- [Exercise requirements]:
Count lines, not occurrences: report how many lines in the records hold the string "color", and nothing else.

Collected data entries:
====
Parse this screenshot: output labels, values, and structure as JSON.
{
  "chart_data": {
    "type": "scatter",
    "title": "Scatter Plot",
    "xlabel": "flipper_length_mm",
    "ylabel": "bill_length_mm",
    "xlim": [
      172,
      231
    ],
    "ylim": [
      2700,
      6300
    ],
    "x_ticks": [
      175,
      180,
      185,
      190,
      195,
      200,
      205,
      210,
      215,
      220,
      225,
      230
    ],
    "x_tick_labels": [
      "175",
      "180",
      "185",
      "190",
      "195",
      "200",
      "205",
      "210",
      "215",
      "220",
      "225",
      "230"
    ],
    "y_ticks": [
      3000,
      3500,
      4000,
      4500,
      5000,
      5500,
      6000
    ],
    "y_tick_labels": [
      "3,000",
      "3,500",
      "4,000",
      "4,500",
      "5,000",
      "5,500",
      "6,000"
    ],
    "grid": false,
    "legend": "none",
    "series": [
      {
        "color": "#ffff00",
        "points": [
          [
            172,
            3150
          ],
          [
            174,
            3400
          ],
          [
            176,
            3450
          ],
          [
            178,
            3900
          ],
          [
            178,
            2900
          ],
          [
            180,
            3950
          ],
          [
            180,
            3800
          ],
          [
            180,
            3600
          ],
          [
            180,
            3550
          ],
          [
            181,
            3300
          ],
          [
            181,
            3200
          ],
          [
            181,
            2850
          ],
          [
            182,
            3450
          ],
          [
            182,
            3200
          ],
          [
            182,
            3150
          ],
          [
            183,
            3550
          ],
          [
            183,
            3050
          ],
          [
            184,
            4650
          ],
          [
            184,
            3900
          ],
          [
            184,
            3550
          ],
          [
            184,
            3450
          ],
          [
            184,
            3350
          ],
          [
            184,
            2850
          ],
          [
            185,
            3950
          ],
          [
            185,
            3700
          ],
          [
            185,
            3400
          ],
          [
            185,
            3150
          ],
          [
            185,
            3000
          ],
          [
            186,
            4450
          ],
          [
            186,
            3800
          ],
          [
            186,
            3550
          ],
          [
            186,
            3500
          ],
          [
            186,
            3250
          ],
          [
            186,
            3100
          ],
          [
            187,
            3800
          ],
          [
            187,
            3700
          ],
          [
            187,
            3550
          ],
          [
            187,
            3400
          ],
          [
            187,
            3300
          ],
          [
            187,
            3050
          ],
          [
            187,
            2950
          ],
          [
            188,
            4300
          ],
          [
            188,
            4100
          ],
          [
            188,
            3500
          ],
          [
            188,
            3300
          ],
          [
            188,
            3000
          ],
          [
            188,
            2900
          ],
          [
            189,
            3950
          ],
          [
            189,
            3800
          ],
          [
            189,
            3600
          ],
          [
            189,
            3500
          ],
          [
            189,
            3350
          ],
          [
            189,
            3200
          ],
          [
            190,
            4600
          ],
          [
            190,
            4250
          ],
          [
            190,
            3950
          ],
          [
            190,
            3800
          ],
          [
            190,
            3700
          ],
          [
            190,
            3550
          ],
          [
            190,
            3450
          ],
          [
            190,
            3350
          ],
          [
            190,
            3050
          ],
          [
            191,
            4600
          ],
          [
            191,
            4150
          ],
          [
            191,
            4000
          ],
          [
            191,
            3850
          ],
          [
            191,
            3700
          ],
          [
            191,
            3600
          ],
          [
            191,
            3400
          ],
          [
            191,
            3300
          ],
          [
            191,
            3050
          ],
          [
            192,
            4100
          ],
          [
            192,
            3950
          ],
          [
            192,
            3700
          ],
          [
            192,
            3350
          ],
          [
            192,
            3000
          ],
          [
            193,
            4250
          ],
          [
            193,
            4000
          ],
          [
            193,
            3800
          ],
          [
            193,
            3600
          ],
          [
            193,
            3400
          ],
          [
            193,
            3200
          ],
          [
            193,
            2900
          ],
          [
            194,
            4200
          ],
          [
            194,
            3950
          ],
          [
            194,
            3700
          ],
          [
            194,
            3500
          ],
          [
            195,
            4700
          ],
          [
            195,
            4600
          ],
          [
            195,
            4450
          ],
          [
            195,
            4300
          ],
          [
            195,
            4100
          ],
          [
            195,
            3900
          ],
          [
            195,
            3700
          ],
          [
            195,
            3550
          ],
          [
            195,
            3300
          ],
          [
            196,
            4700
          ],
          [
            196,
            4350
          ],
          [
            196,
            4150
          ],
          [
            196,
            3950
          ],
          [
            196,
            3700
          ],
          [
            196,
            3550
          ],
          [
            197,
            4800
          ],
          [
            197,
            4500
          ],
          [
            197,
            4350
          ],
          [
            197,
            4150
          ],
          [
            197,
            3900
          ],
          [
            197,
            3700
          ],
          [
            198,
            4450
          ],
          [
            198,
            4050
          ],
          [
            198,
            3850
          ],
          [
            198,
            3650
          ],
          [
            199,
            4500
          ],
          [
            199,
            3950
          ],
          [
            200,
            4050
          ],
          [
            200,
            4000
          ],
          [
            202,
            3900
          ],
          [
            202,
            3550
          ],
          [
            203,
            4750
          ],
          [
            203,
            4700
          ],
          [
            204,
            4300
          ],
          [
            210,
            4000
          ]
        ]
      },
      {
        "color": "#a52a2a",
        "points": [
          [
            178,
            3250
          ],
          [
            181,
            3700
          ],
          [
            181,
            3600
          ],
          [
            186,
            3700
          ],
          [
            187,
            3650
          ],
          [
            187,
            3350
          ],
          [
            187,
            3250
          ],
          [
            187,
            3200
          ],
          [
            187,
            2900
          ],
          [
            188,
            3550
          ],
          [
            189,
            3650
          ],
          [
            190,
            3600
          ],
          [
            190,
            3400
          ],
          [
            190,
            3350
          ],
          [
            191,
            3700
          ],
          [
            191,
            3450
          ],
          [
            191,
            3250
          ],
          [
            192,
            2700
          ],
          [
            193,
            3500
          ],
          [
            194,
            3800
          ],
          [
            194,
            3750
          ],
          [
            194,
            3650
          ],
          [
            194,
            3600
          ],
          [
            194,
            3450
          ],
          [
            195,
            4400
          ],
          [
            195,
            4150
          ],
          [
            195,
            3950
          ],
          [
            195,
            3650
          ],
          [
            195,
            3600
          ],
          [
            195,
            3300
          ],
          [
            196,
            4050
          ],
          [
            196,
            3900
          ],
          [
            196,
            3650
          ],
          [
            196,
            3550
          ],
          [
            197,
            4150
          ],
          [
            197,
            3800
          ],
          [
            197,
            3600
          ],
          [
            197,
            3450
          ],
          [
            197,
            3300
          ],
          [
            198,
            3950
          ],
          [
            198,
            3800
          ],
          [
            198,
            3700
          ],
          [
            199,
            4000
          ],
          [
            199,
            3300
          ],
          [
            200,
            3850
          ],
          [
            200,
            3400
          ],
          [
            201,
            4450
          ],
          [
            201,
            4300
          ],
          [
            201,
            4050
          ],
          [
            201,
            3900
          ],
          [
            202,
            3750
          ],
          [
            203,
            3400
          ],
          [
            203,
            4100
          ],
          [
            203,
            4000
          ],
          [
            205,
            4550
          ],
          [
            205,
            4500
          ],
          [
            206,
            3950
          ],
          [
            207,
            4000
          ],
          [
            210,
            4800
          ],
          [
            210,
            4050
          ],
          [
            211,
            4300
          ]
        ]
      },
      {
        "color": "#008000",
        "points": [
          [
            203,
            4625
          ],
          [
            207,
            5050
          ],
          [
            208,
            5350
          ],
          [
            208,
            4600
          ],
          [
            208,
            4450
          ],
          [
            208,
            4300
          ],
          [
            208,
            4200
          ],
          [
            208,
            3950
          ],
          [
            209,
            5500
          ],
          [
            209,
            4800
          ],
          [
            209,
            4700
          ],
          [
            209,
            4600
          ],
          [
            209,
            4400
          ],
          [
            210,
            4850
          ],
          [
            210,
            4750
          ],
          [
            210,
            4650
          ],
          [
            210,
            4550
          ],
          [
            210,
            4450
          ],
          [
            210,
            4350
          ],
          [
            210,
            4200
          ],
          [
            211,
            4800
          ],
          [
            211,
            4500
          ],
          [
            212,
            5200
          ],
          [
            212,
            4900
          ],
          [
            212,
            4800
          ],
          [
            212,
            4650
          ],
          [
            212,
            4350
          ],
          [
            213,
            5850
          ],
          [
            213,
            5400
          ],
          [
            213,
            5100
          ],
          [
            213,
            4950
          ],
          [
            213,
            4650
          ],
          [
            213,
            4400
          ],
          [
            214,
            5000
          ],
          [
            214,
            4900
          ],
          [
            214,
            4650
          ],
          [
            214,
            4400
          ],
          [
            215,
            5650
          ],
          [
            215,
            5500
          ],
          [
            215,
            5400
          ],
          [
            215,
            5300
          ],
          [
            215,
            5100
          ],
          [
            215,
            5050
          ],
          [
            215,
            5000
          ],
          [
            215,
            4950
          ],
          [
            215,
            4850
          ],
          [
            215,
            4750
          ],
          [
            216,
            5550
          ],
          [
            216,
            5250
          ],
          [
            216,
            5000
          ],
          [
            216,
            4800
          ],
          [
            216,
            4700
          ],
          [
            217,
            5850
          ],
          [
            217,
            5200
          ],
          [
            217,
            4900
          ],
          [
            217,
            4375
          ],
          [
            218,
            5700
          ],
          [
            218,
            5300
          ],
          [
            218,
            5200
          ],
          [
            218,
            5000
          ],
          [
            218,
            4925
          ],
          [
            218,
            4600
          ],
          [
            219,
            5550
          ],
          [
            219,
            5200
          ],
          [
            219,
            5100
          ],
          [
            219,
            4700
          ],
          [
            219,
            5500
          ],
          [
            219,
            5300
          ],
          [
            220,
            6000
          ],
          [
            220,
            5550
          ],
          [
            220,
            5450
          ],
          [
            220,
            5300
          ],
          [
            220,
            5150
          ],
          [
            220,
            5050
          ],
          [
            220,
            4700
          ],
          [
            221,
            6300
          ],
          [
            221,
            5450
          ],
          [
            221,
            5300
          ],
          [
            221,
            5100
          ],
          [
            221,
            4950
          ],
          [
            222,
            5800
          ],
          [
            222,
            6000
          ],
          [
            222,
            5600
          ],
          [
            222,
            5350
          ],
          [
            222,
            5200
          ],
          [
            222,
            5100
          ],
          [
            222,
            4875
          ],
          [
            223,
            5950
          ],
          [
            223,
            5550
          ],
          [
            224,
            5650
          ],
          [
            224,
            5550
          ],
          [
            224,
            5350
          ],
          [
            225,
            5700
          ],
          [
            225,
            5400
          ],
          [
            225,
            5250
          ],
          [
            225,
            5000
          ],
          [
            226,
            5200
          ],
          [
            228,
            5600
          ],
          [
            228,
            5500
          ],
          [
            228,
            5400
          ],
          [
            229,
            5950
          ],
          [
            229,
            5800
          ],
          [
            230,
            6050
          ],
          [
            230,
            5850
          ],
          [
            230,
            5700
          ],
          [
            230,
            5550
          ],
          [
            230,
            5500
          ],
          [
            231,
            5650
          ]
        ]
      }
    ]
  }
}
====
- [Finished exercise]:
3